Wie lautet der Abschnitt der Besprechung zu „Hiob“ zwischen „Trotzdem bleibt uns“ und „den leidgeprüften Vater.“, beide eingeschlossen? Gib ihn wortgetreu wieder.

AUSGANGSTEXT
○ ○ ○ ○ ○
Es sind die großen Fragen, die „Hiob“ parallel zur alttestamentlichen Prüfungsgeschichte verhandelt: Was gibt uns Halt? Sind wir für unser Unglück selbst verantwortlich? Hat das Leiden einen Sinn? – Die Bühnenfassung von Koen Tachelet nimmt sie auf. Regisseur Wolfgang Engel, der in Düsseldorf mit „Joseph und seine Brüder“ und mit der Dresdner Uraufführung von Uwe Tellkamps „Turm“ sein Geschick für große Textbrocken beweisen konnte, hat sich tief in den Stoff hineingearbeitet und die Fasern dieses Geflechts aus Fremdheit, Schuld und Glaubensverlust auf Gegenwartstauglichkeit befühlt, ohne nach vordergründiger Aktualität zu suchen.

Und dann kam Menuchim

Trotzdem bleibt uns der fromme Jude Mendel Singer seltsam fremd, der mit Frau und vier Kindern in Südrussland lebt. Tom Gerber spielt ihn als Taumelnden ohne Fallhöhe. Als religiösen Hardliner, der in der Dorfschule schon mal den Gürtel schwingt, aber in tiefster Verzweiflung keine Miene verzieht. Als der Erste Weltkrieg naht, läuft Singer vor sich und dem Unglück davon. Bis ihn in Amerika alles einholt, die Verlorenheit, die Gotteszweifel. Zwei Söhne sterben im Krieg, Tochter Mirjam wird verrückt, Ehefrau Deborah stirbt vor Gram. Erst die fast messianische Erscheinung des behinderten Sohnes Menuchim, den man in der Heimat zurückließ und der nun geheilt und erfolgreich nach Amerika kommt, versöhnt den leidgeprüften Vater.
○ ○ ○ ○ ○
Annotationen der Elementboxen:
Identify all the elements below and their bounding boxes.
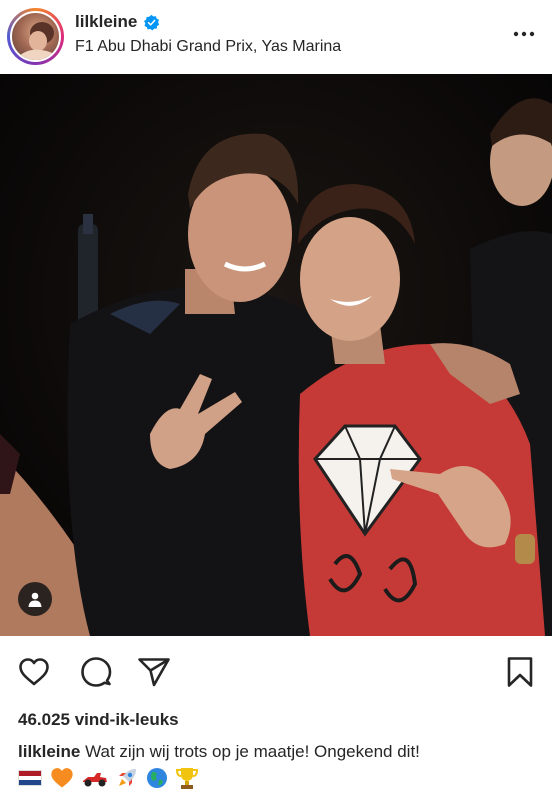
post-location[interactable]: F1 Abu Dhabi Grand Prix, Yas Marina [75,38,341,56]
verified-badge-icon [144,14,160,30]
post-photo[interactable] [0,74,552,636]
bookmark-icon [507,657,533,687]
globe-emoji [147,768,167,788]
username[interactable]: lilkleine [75,12,137,32]
user-tag-button[interactable] [18,582,52,616]
photo-scene [0,74,552,636]
like-button[interactable] [16,654,52,690]
caption-emojis [18,765,198,791]
username-row: lilkleine [75,12,160,32]
likes-count[interactable]: 46.025 vind-ik-leuks [18,710,179,730]
trophy-emoji [176,768,198,789]
racing-car-emoji [83,773,107,787]
netherlands-flag-emoji [18,770,42,786]
user-tag-icon [28,592,42,607]
avatar-photo [17,22,57,60]
comment-icon [81,657,112,687]
save-button[interactable] [502,654,538,690]
paper-plane-icon [138,658,170,687]
share-button[interactable] [136,654,172,690]
caption-text: Wat zijn wij trots op je maatje! Ongeken… [85,742,420,761]
rocket-emoji [119,769,136,786]
caption: lilkleine Wat zijn wij trots op je maatj… [18,741,543,763]
heart-icon [19,658,49,686]
more-options-icon[interactable] [512,22,536,46]
post-header: lilkleine F1 Abu Dhabi Grand Prix, Yas M… [0,0,552,72]
story-ring[interactable] [7,8,64,65]
action-bar [0,650,552,694]
comment-button[interactable] [78,654,114,690]
caption-username[interactable]: lilkleine [18,742,80,761]
orange-heart-emoji [51,768,73,788]
avatar[interactable] [10,11,61,62]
○ ○ ○ ○ ○
LÖSUNG
Trotzdem bleibt uns der fromme Jude Mendel Singer seltsam fremd, der mit Frau und vier Kindern in Südrussland lebt. Tom Gerber spielt ihn als Taumelnden ohne Fallhöhe. Als religiösen Hardliner, der in der Dorfschule schon mal den Gürtel schwingt, aber in tiefster Verzweiflung keine Miene verzieht. Als der Erste Weltkrieg naht, läuft Singer vor sich und dem Unglück davon. Bis ihn in Amerika alles einholt, die Verlorenheit, die Gotteszweifel. Zwei Söhne sterben im Krieg, Tochter Mirjam wird verrückt, Ehefrau Deborah stirbt vor Gram. Erst die fast messianische Erscheinung des behinderten Sohnes Menuchim, den man in der Heimat zurückließ und der nun geheilt und erfolgreich nach Amerika kommt, versöhnt den leidgeprüften Vater.